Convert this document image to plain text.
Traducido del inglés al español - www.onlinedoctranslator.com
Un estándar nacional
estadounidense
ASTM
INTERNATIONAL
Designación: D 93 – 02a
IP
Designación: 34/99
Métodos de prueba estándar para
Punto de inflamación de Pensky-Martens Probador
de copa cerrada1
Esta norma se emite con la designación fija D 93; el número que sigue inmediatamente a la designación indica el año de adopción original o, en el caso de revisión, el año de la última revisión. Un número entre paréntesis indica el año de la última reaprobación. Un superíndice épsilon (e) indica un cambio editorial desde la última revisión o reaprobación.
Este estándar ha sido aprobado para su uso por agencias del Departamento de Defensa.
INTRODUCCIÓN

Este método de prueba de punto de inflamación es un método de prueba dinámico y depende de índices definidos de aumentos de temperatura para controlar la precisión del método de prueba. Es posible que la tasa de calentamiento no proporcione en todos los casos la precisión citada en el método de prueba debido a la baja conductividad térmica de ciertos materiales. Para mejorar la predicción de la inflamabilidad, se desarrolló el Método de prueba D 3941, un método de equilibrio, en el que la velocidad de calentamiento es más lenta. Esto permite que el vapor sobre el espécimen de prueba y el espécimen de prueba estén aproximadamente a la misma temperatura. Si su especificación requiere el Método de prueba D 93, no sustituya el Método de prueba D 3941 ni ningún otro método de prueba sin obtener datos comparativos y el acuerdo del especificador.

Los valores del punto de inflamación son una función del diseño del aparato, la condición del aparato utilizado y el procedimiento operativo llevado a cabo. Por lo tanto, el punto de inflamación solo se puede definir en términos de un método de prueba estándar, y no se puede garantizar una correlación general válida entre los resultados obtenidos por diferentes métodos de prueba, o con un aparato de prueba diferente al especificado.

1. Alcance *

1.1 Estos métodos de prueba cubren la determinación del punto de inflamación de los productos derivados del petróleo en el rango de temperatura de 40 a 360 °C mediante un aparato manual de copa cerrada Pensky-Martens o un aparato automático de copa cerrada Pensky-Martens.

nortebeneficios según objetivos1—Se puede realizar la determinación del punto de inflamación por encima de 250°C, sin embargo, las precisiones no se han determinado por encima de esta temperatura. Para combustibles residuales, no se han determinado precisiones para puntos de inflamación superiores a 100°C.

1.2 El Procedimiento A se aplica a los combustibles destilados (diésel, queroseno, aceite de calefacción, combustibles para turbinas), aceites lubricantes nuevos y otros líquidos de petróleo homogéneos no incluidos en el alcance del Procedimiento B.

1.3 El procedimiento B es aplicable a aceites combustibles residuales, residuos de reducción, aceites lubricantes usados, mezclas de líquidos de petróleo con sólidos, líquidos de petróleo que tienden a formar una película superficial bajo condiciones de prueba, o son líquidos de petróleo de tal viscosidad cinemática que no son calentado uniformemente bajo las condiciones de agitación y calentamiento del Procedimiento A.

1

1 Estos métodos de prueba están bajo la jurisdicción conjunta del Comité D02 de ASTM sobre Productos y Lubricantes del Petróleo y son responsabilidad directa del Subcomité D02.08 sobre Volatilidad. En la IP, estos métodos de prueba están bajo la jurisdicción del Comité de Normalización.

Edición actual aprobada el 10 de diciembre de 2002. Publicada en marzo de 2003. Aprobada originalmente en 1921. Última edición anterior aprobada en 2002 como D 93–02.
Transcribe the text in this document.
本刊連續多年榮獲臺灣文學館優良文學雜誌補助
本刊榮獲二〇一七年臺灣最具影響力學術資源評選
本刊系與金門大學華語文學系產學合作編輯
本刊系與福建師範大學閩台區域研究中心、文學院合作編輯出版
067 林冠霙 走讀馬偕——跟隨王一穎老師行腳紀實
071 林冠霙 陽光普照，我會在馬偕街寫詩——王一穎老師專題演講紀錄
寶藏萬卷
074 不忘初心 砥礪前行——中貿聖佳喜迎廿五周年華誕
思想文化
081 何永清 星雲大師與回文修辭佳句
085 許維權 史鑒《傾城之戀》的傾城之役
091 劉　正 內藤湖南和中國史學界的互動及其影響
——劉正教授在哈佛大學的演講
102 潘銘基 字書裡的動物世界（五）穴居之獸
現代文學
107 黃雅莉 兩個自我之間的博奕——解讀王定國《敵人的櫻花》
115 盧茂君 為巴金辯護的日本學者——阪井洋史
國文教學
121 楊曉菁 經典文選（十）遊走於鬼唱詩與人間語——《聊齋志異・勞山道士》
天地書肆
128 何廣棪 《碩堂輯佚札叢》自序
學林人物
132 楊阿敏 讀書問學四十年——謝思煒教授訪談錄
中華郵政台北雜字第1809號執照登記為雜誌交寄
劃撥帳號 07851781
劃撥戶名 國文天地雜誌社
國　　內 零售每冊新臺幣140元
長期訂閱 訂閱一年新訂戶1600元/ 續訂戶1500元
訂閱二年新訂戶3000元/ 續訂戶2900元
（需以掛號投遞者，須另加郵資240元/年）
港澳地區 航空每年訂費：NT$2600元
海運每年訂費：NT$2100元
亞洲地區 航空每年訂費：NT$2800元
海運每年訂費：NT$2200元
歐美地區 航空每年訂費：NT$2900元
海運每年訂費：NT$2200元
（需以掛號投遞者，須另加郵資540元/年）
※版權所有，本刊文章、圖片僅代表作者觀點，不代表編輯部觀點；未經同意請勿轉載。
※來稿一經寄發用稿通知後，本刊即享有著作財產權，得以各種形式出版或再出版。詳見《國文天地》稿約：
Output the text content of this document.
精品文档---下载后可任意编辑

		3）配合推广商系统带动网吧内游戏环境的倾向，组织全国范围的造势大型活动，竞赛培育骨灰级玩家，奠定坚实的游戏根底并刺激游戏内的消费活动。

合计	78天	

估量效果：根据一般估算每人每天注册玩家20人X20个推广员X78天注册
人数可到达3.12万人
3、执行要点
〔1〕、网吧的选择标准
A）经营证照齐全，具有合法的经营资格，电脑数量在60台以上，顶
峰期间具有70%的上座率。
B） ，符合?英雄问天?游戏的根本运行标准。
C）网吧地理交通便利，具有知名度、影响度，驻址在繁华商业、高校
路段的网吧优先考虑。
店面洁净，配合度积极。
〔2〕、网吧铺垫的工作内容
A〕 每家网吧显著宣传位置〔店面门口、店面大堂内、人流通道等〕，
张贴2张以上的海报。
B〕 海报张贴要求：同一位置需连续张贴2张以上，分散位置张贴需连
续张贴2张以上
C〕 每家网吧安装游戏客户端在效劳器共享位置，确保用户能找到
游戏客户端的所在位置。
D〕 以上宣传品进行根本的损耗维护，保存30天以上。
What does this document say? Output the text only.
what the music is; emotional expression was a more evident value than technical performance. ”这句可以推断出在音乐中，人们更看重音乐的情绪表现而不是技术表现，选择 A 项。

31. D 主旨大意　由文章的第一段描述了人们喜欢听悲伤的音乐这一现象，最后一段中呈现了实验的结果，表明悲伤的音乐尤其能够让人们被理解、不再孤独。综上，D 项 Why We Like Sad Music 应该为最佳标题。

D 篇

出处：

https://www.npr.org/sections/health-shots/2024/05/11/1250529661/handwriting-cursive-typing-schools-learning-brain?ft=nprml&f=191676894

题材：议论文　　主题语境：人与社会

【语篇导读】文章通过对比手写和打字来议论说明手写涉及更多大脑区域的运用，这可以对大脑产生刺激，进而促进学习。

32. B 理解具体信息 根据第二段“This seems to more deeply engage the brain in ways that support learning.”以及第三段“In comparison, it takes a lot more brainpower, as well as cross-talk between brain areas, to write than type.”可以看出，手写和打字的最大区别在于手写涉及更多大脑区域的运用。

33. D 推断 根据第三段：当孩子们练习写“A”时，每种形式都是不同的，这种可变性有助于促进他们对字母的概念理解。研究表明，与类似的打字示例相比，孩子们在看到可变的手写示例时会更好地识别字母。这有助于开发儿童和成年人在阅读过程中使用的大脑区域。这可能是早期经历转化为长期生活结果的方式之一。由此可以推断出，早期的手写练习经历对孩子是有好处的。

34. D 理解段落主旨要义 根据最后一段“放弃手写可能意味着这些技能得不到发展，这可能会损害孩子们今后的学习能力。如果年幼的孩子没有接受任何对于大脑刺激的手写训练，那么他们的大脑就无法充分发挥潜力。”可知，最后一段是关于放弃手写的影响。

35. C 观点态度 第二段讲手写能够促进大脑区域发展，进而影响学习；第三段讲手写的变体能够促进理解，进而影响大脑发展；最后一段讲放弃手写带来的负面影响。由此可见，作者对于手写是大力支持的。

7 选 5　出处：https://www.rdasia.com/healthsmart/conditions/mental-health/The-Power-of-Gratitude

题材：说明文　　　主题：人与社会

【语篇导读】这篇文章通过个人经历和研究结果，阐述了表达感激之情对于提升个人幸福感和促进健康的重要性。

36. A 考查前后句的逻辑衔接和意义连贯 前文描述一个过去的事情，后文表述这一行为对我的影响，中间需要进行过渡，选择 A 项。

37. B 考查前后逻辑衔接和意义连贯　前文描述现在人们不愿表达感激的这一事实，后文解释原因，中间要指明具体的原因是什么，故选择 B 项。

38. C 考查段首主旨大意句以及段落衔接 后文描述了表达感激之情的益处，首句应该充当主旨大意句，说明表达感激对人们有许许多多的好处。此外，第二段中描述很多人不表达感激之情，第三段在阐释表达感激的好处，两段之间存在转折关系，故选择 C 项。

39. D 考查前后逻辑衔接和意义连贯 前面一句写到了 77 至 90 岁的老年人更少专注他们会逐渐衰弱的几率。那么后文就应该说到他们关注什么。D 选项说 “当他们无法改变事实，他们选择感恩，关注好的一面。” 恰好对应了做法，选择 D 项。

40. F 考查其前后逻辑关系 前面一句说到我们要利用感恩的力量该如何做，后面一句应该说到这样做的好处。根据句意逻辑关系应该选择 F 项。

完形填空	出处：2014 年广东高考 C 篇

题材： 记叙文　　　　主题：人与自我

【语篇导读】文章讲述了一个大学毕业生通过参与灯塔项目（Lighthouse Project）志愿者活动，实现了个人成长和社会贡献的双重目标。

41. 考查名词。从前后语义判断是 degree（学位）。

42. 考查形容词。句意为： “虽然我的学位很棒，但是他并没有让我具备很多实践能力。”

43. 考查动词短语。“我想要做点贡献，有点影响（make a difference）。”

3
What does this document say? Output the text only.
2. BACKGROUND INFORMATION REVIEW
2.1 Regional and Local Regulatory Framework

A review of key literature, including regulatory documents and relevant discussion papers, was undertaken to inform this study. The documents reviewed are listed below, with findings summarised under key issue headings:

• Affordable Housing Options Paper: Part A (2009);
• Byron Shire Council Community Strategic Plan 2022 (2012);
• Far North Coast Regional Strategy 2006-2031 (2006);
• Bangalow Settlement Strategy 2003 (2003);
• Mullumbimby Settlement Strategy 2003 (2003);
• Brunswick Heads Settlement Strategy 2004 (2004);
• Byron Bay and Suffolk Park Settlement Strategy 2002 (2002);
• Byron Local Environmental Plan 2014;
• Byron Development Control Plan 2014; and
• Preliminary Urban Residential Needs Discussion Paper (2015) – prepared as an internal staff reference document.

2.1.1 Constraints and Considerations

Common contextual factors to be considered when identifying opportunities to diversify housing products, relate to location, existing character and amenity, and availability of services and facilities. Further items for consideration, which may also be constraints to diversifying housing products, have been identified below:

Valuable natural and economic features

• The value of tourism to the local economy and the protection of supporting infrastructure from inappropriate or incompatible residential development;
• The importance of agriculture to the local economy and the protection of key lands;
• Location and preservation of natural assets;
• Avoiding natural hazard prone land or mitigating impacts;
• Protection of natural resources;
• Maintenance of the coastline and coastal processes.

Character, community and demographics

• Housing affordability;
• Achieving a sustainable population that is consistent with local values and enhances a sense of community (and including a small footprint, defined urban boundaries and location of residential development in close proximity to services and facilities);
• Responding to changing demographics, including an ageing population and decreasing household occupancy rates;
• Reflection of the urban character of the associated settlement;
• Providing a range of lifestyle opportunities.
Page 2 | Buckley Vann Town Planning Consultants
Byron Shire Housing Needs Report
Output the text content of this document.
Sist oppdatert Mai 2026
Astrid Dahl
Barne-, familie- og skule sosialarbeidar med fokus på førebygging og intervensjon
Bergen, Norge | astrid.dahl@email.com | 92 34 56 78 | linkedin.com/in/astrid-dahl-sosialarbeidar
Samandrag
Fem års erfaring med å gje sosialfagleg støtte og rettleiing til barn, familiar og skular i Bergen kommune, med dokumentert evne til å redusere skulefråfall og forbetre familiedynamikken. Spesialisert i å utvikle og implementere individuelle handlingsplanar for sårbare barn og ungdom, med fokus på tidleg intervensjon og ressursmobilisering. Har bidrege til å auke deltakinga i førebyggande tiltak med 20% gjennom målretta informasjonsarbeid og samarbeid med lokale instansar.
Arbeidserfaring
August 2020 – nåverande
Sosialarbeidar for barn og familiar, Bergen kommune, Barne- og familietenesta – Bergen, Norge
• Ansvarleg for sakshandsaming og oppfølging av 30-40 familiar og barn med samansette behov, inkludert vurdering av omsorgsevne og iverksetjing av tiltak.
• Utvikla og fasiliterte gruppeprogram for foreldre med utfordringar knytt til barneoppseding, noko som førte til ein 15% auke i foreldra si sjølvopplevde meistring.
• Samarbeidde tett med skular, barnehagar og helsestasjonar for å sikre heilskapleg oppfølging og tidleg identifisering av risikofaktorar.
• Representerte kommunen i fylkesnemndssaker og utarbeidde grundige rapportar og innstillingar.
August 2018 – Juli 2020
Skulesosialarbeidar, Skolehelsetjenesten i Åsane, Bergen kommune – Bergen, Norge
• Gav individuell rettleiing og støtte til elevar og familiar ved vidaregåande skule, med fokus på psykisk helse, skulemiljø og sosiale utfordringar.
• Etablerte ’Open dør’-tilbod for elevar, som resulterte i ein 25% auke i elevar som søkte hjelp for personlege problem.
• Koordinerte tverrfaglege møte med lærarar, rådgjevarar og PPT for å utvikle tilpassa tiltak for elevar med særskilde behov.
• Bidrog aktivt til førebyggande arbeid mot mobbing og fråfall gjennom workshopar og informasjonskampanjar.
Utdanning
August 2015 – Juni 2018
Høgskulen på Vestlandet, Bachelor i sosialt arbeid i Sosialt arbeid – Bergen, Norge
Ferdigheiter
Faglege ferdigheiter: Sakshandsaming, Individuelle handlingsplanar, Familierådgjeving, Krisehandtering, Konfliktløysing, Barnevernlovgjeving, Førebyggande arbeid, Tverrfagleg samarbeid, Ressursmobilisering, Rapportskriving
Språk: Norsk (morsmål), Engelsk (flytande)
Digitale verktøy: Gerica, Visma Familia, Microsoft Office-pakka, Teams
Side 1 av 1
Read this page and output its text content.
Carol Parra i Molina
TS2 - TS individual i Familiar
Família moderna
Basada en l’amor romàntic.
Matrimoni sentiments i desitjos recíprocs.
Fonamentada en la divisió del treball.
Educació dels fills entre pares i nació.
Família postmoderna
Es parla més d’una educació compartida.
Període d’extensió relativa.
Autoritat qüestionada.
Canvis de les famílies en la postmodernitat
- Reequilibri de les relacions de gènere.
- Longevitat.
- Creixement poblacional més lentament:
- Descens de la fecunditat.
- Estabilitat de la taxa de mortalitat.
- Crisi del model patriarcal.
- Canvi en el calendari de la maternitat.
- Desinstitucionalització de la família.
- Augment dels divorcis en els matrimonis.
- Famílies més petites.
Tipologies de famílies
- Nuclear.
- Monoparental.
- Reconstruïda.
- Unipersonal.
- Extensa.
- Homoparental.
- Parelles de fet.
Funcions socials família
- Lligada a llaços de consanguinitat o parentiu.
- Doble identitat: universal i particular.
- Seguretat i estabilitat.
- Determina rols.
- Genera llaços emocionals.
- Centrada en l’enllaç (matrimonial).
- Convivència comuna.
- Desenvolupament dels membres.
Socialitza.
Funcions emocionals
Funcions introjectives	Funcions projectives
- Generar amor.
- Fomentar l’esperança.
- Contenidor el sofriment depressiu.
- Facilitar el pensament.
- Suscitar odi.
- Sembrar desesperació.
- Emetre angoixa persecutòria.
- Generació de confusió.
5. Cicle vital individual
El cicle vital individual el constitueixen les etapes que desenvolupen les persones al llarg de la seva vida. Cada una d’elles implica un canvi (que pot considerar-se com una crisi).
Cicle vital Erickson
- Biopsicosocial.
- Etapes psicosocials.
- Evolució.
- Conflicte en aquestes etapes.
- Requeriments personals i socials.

◇ ◇ ◇ ◇

From the data above, copy each line where the string "August" appears.

_EXERCISE RESPONSE_.
August 2020 – nåverande
August 2018 – Juli 2020
August 2015 – Juni 2018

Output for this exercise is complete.